TASK INSTRUCTIONS — Please reproduce the protocols study notes word for word, everything from "Syllabus section (AS & A‑Level)" down to "IMAP, SMTP, BitTorrent.".

SOURCE EXCERPT —
Show understanding of protocols (HTTP, FTP, POP3, IMAP, SMTP, BitTorrent) and their purposes

Cambridge A‑Level Computer Science (9618) – Topic 14.1 : Protocols (HTTP, FTP, POP3, IMAP, SMTP, BitTorrent)

1. Learning outcomes (mapped to Assessment Objectives)

  • AO1 – Knowledge & understanding: Identify the purpose, typical ports, transport protocol, OSI/TCP‑IP layer and security features of each protocol.
  • AO2 – Application of knowledge: Analyse a given scenario, select the most appropriate protocol and justify the choice (e.g., security, state‑management, performance).
  • AO3 – Design, development & evaluation: Design a simple client‑server (or peer‑to‑peer) interaction using one of the protocols, implement a short program, and evaluate its strengths and weaknesses.

2. Syllabus checklist – have we covered everything?

Syllabus section (AS & A‑Level) What the syllabus expects Covered in these notes?
14.1 – Protocols (application layer) Identify purpose, ports, transport, state‑management and security of HTTP, FTP, POP3, IMAP, SMTP, BitTorrent.
13 – Data representation & file organisation (relevant to email & file transfer) Explain how binary data is encoded for transmission (e.g., MIME, Base‑64). ✓ (see §5)
15 – System software (socket API, OS networking stack) Describe how protocols are implemented using sockets and the role of the OS. ✓ (briefly in §3)
16 – Security Identify encryption methods (TLS/SSL, FTPS, SFTP, POP3S, IMAPS, STARTTLS) and discuss their impact. ✓ (throughout)

EXCERPTED RECORDS —
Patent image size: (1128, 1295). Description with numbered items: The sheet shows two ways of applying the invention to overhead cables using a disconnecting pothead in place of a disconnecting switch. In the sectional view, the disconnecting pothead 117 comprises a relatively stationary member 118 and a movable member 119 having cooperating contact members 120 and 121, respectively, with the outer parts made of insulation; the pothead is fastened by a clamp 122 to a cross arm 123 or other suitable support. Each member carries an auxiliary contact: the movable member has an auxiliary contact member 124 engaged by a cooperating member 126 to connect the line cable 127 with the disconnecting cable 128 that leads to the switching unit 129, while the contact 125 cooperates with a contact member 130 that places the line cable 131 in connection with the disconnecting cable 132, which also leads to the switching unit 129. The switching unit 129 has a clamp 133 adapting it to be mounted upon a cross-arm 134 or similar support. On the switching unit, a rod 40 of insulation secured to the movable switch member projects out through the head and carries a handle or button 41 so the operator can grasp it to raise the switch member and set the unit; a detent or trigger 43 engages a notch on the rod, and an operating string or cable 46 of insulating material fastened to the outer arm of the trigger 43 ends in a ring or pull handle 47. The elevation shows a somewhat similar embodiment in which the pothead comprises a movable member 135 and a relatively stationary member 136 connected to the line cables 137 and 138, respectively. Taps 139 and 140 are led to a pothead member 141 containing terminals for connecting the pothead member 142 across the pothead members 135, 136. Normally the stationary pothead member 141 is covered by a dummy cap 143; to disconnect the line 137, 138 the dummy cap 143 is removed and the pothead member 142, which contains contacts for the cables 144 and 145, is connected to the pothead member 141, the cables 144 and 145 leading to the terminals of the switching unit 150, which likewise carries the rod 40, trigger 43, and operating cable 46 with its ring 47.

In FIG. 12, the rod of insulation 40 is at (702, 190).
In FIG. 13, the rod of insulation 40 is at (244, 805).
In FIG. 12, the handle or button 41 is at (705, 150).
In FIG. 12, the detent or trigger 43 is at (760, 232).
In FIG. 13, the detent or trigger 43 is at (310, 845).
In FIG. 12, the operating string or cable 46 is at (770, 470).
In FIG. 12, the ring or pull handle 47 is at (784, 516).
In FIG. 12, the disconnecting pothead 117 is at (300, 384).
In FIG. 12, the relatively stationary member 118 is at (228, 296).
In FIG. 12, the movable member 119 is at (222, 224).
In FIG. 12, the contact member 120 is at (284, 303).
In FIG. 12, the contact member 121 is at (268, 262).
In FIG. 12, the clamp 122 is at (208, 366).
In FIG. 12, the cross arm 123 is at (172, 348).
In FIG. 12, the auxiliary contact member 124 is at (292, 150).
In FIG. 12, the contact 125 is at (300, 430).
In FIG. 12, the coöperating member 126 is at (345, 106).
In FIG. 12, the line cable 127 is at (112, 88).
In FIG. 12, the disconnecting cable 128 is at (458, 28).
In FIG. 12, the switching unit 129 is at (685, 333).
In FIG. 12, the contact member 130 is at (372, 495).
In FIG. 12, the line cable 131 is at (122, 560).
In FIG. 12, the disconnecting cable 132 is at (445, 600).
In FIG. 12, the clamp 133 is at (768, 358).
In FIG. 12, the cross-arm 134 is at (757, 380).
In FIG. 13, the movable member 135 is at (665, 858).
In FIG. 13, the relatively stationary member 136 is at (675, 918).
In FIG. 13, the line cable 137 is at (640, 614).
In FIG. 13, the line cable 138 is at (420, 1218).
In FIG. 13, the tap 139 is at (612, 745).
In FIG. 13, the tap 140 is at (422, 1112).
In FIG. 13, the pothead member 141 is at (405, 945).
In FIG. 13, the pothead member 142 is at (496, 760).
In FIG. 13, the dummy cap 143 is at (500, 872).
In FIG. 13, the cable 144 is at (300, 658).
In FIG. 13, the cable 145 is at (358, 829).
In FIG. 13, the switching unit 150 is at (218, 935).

RESPONSE TO THE TASK —
Syllabus section (AS & A‑Level) What the syllabus expects Covered in these notes?
14.1 – Protocols (application layer) Identify purpose, ports, transport, state‑management and security of HTTP, FTP, POP3, IMAP, SMTP, BitTorrent.